◆ **What you have to do**
Output the data exactly, with every line intact.

◆ **Input records**
-.-.-

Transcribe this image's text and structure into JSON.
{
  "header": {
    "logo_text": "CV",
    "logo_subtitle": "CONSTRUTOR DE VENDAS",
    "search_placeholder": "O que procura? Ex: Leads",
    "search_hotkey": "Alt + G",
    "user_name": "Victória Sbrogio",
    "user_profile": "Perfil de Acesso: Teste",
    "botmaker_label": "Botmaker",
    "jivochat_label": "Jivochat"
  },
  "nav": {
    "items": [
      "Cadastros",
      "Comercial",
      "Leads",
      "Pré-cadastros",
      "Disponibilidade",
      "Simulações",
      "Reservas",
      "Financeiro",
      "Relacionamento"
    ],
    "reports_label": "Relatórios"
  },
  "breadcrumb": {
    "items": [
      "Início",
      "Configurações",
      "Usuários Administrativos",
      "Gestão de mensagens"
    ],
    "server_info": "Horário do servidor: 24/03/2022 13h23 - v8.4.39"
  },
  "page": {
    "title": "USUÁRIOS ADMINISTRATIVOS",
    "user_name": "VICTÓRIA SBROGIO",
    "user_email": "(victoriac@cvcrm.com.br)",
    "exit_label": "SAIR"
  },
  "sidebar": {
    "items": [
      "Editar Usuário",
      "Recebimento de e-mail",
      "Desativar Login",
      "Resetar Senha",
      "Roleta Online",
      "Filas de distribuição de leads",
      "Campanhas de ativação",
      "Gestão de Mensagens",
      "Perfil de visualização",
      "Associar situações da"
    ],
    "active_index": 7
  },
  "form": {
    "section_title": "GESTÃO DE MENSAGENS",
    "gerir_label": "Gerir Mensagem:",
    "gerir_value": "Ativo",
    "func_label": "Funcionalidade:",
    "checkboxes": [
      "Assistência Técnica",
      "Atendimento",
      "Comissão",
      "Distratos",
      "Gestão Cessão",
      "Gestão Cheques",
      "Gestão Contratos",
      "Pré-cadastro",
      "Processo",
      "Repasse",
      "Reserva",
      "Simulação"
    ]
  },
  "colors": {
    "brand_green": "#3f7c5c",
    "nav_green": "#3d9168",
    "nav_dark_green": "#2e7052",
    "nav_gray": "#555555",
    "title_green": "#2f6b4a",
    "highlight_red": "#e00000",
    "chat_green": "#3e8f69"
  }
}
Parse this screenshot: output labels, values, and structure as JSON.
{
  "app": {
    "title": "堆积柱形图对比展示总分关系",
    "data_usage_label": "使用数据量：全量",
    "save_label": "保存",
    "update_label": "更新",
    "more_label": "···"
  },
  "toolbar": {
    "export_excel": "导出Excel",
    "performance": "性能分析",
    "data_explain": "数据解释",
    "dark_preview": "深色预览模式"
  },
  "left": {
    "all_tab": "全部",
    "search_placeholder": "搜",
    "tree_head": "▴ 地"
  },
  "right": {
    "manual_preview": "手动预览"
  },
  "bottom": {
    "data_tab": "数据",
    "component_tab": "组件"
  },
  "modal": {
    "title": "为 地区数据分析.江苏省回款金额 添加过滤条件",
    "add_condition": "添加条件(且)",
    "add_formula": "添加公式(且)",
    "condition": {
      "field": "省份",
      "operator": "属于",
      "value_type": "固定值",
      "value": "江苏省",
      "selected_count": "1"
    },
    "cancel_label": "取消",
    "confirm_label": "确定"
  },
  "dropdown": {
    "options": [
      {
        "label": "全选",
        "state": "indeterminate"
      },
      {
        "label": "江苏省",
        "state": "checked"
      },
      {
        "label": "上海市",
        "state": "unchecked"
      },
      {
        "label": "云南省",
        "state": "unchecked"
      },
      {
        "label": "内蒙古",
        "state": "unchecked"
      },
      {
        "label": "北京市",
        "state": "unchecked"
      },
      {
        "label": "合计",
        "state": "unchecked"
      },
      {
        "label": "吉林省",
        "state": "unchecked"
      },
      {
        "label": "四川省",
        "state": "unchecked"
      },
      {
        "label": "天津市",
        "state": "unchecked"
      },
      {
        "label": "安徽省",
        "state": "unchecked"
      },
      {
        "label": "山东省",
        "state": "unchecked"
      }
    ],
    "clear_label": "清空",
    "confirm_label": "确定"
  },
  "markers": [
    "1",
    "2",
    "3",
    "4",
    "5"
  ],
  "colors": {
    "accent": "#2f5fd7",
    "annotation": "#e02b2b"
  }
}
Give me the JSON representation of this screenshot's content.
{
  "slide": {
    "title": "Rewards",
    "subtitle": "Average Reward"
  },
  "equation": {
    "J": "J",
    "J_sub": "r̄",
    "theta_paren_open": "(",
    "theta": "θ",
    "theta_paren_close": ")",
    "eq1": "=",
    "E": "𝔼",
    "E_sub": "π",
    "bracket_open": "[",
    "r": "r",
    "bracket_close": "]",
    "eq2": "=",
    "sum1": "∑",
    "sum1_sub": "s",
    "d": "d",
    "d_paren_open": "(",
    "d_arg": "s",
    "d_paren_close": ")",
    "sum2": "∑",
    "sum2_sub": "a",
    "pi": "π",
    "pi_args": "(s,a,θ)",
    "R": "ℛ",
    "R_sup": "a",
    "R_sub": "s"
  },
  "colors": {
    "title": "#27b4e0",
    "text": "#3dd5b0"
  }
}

-.-.-

◆ **Problem solution**
Transcribe this image's text and structure into JSON.
{
  "header": {
    "logo_text": "CV",
    "logo_subtitle": "CONSTRUTOR DE VENDAS",
    "search_placeholder": "O que procura? Ex: Leads",
    "search_hotkey": "Alt + G",
    "user_name": "Victória Sbrogio",
    "user_profile": "Perfil de Acesso: Teste",
    "botmaker_label": "Botmaker",
    "jivochat_label": "Jivochat"
  },
  "nav": {
    "items": [
      "Cadastros",
      "Comercial",
      "Leads",
      "Pré-cadastros",
      "Disponibilidade",
      "Simulações",
      "Reservas",
      "Financeiro",
      "Relacionamento"
    ],
    "reports_label": "Relatórios"
  },
  "breadcrumb": {
    "items": [
      "Início",
      "Configurações",
      "Usuários Administrativos",
      "Gestão de mensagens"
    ],
    "server_info": "Horário do servidor: 24/03/2022 13h23 - v8.4.39"
  },
  "page": {
    "title": "USUÁRIOS ADMINISTRATIVOS",
    "user_name": "VICTÓRIA SBROGIO",
    "user_email": "(victoriac@cvcrm.com.br)",
    "exit_label": "SAIR"
  },
  "sidebar": {
    "items": [
      "Editar Usuário",
      "Recebimento de e-mail",
      "Desativar Login",
      "Resetar Senha",
      "Roleta Online",
      "Filas de distribuição de leads",
      "Campanhas de ativação",
      "Gestão de Mensagens",
      "Perfil de visualização",
      "Associar situações da"
    ],
    "active_index": 7
  },
  "form": {
    "section_title": "GESTÃO DE MENSAGENS",
    "gerir_label": "Gerir Mensagem:",
    "gerir_value": "Ativo",
    "func_label": "Funcionalidade:",
    "checkboxes": [
      "Assistência Técnica",
      "Atendimento",
      "Comissão",
      "Distratos",
      "Gestão Cessão",
      "Gestão Cheques",
      "Gestão Contratos",
      "Pré-cadastro",
      "Processo",
      "Repasse",
      "Reserva",
      "Simulação"
    ]
  },
  "colors": {
    "brand_green": "#3f7c5c",
    "nav_green": "#3d9168",
    "nav_dark_green": "#2e7052",
    "nav_gray": "#555555",
    "title_green": "#2f6b4a",
    "highlight_red": "#e00000",
    "chat_green": "#3e8f69"
  }
}
Parse this screenshot: output labels, values, and structure as JSON.
{
  "app": {
    "title": "堆积柱形图对比展示总分关系",
    "data_usage_label": "使用数据量：全量",
    "save_label": "保存",
    "update_label": "更新",
    "more_label": "···"
  },
  "toolbar": {
    "export_excel": "导出Excel",
    "performance": "性能分析",
    "data_explain": "数据解释",
    "dark_preview": "深色预览模式"
  },
  "left": {
    "all_tab": "全部",
    "search_placeholder": "搜",
    "tree_head": "▴ 地"
  },
  "right": {
    "manual_preview": "手动预览"
  },
  "bottom": {
    "data_tab": "数据",
    "component_tab": "组件"
  },
  "modal": {
    "title": "为 地区数据分析.江苏省回款金额 添加过滤条件",
    "add_condition": "添加条件(且)",
    "add_formula": "添加公式(且)",
    "condition": {
      "field": "省份",
      "operator": "属于",
      "value_type": "固定值",
      "value": "江苏省",
      "selected_count": "1"
    },
    "cancel_label": "取消",
    "confirm_label": "确定"
  },
  "dropdown": {
    "options": [
      {
        "label": "全选",
        "state": "indeterminate"
      },
      {
        "label": "江苏省",
        "state": "checked"
      },
      {
        "label": "上海市",
        "state": "unchecked"
      },
      {
        "label": "云南省",
        "state": "unchecked"
      },
      {
        "label": "内蒙古",
        "state": "unchecked"
      },
      {
        "label": "北京市",
        "state": "unchecked"
      },
      {
        "label": "合计",
        "state": "unchecked"
      },
      {
        "label": "吉林省",
        "state": "unchecked"
      },
      {
        "label": "四川省",
        "state": "unchecked"
      },
      {
        "label": "天津市",
        "state": "unchecked"
      },
      {
        "label": "安徽省",
        "state": "unchecked"
      },
      {
        "label": "山东省",
        "state": "unchecked"
      }
    ],
    "clear_label": "清空",
    "confirm_label": "确定"
  },
  "markers": [
    "1",
    "2",
    "3",
    "4",
    "5"
  ],
  "colors": {
    "accent": "#2f5fd7",
    "annotation": "#e02b2b"
  }
}
Give me the JSON representation of this screenshot's content.
{
  "slide": {
    "title": "Rewards",
    "subtitle": "Average Reward"
  },
  "equation": {
    "J": "J",
    "J_sub": "r̄",
    "theta_paren_open": "(",
    "theta": "θ",
    "theta_paren_close": ")",
    "eq1": "=",
    "E": "𝔼",
    "E_sub": "π",
    "bracket_open": "[",
    "r": "r",
    "bracket_close": "]",
    "eq2": "=",
    "sum1": "∑",
    "sum1_sub": "s",
    "d": "d",
    "d_paren_open": "(",
    "d_arg": "s",
    "d_paren_close": ")",
    "sum2": "∑",
    "sum2_sub": "a",
    "pi": "π",
    "pi_args": "(s,a,θ)",
    "R": "ℛ",
    "R_sup": "a",
    "R_sub": "s"
  },
  "colors": {
    "title": "#27b4e0",
    "text": "#3dd5b0"
  }
}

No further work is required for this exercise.